Given problem
Your output is the line containing "What's the underlying" plus all lines after it to the end of the records, reproduced exactly, with nothing else.

## BEGIN

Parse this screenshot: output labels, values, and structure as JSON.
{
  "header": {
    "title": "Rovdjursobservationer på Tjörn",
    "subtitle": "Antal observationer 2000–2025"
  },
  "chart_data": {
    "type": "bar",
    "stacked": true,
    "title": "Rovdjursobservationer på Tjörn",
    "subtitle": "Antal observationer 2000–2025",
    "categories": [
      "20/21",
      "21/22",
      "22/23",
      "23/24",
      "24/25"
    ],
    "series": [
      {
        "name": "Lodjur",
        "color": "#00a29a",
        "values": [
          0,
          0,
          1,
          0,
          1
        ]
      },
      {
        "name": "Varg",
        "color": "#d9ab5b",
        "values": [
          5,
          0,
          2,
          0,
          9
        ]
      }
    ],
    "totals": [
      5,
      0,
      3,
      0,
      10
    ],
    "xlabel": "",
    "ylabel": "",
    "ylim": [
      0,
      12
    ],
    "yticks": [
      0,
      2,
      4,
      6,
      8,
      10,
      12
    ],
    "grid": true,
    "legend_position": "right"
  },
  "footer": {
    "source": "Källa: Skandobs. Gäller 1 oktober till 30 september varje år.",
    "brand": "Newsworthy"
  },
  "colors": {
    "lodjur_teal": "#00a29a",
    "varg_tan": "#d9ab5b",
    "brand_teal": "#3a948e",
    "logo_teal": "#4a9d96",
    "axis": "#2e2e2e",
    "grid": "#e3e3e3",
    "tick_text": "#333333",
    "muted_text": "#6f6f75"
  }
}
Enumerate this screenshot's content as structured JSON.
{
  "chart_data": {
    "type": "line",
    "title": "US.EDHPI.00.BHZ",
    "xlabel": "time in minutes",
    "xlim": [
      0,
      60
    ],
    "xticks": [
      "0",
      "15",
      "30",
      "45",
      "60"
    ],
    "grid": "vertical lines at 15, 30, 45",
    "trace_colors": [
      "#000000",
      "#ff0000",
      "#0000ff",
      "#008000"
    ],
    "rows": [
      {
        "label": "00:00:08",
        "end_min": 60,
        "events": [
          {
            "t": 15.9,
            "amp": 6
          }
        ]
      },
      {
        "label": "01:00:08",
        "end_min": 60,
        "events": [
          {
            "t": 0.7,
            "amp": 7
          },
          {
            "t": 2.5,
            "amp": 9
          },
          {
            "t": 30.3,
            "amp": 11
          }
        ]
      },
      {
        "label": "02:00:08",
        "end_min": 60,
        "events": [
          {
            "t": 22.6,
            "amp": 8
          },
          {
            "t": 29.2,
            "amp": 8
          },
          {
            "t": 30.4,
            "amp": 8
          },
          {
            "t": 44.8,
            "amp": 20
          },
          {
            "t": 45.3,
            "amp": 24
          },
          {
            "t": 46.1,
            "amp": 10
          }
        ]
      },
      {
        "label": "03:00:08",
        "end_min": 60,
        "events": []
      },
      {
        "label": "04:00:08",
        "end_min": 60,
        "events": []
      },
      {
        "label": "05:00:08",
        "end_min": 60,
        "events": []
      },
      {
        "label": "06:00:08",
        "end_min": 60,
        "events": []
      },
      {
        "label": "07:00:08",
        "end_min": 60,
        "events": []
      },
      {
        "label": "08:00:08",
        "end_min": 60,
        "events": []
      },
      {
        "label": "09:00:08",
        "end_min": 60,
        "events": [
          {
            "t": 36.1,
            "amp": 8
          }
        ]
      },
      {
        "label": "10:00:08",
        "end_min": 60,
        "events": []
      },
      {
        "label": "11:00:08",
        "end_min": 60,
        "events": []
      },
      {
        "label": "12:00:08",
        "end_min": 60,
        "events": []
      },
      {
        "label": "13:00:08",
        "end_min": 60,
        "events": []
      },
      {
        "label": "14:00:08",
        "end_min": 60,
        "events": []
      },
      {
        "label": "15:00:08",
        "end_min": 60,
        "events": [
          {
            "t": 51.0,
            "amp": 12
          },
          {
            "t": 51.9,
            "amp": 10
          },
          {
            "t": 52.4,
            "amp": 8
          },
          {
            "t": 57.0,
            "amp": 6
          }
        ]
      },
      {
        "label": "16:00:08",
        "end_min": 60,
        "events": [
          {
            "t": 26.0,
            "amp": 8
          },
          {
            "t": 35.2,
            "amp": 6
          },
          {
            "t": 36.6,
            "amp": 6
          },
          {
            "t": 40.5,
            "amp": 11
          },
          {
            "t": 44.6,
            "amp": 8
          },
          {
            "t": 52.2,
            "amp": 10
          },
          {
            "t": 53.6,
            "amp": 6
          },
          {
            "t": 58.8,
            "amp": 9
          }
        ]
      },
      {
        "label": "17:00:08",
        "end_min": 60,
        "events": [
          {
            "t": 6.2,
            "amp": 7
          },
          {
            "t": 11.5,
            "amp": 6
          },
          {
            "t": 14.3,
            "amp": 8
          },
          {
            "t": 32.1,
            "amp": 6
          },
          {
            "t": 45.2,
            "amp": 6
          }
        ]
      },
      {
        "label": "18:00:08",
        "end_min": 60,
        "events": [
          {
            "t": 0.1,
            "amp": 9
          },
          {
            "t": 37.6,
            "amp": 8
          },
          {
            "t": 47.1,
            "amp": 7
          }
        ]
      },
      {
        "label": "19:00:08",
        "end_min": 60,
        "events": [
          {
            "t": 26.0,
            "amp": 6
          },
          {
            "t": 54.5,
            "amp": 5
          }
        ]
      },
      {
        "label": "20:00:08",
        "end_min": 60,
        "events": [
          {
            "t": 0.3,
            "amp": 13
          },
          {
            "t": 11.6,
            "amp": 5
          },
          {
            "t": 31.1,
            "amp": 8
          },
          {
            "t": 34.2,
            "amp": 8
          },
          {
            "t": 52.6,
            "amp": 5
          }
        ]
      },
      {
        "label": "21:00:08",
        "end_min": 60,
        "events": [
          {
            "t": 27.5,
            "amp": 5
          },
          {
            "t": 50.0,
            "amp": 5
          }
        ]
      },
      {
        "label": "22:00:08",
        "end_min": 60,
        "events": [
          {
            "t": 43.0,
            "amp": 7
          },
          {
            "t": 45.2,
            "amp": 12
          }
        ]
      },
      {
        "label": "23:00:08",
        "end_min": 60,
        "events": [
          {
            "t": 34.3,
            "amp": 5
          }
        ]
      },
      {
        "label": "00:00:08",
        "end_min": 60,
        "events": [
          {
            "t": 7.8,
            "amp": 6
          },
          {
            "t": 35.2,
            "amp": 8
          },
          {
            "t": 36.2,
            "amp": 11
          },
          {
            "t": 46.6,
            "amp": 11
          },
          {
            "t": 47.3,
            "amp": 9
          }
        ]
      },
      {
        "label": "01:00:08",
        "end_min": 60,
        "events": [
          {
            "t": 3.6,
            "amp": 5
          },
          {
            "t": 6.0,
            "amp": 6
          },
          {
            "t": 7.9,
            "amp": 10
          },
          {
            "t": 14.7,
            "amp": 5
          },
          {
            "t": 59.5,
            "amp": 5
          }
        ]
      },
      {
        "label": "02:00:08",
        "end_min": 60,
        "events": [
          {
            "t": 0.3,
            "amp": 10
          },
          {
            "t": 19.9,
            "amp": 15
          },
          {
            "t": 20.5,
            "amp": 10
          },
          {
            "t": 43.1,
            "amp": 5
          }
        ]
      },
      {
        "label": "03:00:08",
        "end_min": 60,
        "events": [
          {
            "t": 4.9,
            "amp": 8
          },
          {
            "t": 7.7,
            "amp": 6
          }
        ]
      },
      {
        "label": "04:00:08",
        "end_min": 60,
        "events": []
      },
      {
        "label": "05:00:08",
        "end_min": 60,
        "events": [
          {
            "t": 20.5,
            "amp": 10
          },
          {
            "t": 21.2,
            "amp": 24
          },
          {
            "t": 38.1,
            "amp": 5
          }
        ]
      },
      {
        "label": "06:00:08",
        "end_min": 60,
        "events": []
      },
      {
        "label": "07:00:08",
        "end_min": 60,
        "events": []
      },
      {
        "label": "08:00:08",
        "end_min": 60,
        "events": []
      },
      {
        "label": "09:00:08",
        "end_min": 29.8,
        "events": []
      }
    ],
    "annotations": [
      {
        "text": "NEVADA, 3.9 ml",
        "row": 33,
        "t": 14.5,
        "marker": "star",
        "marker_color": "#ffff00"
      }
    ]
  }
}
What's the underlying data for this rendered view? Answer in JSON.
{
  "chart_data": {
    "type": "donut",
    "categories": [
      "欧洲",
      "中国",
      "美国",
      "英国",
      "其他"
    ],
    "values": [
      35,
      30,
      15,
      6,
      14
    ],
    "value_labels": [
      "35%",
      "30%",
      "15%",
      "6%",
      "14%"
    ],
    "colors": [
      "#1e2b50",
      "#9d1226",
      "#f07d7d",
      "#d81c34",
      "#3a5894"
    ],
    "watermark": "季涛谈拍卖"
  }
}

## END

Written reply
What's the underlying data for this rendered view? Answer in JSON.
{
  "chart_data": {
    "type": "donut",
    "categories": [
      "欧洲",
      "中国",
      "美国",
      "英国",
      "其他"
    ],
    "values": [
      35,
      30,
      15,
      6,
      14
    ],
    "value_labels": [
      "35%",
      "30%",
      "15%",
      "6%",
      "14%"
    ],
    "colors": [
      "#1e2b50",
      "#9d1226",
      "#f07d7d",
      "#d81c34",
      "#3a5894"
    ],
    "watermark": "季涛谈拍卖"
  }
}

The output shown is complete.